• AIM:
In the data below, find each line containing the string "from" and return it.

Data entries for graphics
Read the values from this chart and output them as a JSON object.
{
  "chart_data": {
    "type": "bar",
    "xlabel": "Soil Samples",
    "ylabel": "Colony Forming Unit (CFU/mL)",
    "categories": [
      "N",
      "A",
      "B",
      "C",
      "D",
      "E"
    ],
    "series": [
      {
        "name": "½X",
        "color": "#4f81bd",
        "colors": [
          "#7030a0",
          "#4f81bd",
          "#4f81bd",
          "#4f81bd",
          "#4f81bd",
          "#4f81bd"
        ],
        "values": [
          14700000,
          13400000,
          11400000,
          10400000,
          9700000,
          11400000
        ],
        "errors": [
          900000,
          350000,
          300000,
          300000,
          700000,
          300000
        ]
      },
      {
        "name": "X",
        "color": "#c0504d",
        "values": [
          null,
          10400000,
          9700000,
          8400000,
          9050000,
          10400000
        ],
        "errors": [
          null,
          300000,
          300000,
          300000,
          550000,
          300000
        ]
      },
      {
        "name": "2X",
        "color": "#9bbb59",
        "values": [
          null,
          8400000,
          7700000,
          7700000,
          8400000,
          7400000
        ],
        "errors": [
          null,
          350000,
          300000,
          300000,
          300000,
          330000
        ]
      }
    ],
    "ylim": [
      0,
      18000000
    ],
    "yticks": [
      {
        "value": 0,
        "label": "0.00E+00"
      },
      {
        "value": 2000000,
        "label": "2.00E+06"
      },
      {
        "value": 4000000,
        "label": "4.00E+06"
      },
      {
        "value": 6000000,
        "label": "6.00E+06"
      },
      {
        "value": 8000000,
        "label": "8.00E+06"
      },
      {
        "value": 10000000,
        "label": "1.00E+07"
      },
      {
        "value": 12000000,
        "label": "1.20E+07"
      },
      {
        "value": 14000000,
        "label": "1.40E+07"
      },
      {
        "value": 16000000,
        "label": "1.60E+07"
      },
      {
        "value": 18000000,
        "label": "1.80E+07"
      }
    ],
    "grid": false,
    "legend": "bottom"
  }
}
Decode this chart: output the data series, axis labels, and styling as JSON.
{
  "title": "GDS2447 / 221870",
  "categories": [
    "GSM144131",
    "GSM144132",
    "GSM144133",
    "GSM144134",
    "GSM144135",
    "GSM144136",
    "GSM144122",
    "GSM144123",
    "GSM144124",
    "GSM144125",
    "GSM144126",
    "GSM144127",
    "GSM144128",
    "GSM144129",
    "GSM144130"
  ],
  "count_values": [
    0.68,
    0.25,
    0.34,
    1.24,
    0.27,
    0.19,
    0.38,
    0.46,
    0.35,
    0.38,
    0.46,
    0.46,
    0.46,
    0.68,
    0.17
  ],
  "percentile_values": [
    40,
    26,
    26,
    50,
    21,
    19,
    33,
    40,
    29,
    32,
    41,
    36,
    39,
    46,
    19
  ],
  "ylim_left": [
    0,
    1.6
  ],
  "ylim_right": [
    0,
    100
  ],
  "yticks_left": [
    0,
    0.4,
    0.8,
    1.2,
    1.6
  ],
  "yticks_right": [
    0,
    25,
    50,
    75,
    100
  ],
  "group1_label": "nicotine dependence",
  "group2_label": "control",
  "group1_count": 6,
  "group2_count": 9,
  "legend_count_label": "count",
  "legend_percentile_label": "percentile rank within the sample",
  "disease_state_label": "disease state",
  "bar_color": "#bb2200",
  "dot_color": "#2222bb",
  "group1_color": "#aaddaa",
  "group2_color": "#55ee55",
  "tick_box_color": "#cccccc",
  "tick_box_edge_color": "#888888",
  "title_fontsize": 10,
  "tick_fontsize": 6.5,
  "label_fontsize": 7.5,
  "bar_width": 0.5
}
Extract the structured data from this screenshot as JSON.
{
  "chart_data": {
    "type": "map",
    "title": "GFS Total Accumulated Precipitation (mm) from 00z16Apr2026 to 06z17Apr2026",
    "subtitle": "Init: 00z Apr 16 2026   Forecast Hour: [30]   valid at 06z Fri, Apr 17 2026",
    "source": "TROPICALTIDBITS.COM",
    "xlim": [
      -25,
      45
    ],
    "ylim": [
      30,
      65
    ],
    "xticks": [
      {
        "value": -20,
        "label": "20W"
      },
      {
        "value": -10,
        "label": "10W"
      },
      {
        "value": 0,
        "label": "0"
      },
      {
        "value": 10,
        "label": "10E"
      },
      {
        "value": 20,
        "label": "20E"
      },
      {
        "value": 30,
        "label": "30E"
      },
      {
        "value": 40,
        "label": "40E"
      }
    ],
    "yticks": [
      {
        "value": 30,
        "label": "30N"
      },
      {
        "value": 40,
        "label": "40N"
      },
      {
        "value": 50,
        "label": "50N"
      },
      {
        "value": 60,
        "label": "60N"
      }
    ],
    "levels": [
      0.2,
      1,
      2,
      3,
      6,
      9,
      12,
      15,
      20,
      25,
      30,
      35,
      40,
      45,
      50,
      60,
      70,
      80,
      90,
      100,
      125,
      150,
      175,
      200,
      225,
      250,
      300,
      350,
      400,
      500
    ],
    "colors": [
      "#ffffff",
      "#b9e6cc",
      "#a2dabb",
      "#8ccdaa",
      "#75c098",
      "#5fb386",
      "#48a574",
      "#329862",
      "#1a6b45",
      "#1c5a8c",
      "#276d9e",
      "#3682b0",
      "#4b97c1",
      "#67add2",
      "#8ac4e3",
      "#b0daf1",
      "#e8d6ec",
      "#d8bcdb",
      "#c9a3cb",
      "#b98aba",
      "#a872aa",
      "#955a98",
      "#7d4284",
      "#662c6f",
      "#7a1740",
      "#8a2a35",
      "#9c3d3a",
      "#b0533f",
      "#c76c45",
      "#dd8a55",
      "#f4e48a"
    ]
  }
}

• EXERCISE OUTPUT:
Read the values from this chart and output them as a JSON object.
Extract the structured data from this screenshot as JSON.
    "title": "GFS Total Accumulated Precipitation (mm) from 00z16Apr2026 to 06z17Apr2026",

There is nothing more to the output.